▸ **Written exercise**: Show each line from the listing that includes the word "ylabel".

▸ **Records for this task**:
::::::

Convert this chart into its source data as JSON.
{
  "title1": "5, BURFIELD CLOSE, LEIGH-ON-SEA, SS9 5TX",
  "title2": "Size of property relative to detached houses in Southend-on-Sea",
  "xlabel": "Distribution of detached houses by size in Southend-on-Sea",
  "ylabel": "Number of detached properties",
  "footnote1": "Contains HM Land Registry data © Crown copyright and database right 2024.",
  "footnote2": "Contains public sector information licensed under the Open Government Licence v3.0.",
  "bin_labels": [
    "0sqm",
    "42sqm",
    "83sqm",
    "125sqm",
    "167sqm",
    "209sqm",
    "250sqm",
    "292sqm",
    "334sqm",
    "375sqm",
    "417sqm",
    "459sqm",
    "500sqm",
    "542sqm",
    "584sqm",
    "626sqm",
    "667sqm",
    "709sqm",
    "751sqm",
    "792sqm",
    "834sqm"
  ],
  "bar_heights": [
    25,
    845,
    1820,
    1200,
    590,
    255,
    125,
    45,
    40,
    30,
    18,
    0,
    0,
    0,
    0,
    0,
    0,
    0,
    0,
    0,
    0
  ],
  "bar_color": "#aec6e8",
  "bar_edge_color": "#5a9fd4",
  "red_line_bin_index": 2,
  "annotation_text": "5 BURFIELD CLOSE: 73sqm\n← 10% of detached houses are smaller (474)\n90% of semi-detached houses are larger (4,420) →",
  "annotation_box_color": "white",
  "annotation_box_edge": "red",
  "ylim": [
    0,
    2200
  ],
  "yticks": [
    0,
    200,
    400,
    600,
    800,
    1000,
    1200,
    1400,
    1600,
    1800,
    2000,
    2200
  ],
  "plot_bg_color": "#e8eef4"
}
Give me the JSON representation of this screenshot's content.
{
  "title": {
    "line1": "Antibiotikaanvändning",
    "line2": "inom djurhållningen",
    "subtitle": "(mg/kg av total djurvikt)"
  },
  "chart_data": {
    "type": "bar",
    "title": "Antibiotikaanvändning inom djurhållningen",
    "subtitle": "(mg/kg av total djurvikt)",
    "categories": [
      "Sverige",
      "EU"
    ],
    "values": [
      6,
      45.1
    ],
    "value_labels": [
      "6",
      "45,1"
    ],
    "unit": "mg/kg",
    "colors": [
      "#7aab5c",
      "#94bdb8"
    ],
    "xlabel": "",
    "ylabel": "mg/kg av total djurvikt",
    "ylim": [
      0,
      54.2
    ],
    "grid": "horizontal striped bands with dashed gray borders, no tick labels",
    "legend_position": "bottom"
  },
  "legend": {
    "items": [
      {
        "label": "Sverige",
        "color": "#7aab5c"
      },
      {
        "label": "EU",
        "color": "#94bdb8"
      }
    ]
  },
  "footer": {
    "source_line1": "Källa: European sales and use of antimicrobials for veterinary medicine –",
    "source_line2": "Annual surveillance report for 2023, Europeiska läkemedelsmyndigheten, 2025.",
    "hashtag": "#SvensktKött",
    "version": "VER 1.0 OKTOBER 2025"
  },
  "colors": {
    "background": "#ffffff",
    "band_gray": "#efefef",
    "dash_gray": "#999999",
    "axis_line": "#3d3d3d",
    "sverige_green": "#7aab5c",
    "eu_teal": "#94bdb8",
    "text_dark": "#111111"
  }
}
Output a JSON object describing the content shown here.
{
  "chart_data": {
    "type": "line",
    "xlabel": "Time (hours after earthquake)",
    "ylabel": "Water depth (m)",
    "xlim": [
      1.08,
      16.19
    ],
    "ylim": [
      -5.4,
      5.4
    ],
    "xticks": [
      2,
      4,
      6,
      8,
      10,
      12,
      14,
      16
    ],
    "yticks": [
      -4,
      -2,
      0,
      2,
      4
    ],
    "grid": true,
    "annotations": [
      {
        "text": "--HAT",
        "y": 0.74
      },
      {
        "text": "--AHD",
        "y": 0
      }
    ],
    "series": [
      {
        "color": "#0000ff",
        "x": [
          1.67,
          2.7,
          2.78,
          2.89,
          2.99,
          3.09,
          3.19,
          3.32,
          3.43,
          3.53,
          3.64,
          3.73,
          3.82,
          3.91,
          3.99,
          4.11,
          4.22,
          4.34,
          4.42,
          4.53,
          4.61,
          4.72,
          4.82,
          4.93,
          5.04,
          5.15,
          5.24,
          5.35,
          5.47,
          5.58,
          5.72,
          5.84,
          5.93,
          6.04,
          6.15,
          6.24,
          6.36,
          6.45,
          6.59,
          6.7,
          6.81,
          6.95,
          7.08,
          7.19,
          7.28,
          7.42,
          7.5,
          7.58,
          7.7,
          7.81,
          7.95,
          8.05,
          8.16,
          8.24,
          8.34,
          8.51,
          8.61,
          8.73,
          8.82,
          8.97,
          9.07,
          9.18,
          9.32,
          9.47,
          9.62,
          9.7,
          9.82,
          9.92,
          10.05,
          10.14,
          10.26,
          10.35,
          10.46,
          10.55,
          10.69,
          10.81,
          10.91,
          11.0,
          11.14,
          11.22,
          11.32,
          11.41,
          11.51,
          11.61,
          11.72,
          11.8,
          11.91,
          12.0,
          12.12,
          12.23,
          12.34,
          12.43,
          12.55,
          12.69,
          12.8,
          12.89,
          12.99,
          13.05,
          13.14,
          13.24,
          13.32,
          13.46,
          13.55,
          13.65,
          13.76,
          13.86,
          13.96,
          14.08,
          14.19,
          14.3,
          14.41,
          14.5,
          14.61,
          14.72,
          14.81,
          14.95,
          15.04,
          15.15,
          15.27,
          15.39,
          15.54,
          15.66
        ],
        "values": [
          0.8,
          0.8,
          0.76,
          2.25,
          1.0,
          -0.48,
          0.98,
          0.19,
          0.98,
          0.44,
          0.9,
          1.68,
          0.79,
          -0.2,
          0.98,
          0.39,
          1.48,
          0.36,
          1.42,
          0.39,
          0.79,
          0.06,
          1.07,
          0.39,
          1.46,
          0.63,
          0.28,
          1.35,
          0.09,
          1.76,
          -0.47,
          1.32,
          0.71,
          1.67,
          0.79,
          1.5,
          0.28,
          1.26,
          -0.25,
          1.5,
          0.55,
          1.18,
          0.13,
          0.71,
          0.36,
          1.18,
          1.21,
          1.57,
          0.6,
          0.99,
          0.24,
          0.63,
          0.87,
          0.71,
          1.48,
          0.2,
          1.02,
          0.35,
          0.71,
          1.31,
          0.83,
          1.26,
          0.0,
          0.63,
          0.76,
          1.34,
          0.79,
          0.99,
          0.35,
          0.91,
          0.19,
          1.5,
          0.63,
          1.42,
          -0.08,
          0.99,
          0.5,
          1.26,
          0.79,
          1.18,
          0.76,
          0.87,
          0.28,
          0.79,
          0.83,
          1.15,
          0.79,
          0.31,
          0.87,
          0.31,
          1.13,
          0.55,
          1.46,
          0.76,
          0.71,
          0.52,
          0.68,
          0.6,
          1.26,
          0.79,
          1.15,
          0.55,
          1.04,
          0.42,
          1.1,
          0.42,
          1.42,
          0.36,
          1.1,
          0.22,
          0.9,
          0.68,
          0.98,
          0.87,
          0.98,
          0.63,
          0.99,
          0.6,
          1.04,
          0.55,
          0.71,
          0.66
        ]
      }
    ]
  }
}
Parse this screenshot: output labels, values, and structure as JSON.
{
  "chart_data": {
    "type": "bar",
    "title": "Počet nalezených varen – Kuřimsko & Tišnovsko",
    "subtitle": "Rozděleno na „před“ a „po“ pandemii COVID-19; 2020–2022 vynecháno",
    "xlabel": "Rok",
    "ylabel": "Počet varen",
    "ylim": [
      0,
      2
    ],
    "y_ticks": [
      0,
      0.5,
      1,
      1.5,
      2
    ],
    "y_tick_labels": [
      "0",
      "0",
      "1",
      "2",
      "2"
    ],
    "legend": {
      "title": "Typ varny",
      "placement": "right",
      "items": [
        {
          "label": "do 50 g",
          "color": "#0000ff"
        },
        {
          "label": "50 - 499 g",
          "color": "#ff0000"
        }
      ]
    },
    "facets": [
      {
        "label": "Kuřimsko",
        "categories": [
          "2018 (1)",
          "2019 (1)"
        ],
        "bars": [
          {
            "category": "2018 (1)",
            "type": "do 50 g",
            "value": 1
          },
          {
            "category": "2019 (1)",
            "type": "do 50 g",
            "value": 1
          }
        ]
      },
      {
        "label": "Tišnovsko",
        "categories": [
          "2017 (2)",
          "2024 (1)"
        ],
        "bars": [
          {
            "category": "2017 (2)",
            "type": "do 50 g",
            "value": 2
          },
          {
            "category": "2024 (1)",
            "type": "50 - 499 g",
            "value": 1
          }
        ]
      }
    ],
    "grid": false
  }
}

::::::

▸ **Right answer**:
  "ylabel": "Number of detached properties",
    "ylabel": "mg/kg av total djurvikt",
    "ylabel": "Water depth (m)",
    "ylabel": "Počet varen",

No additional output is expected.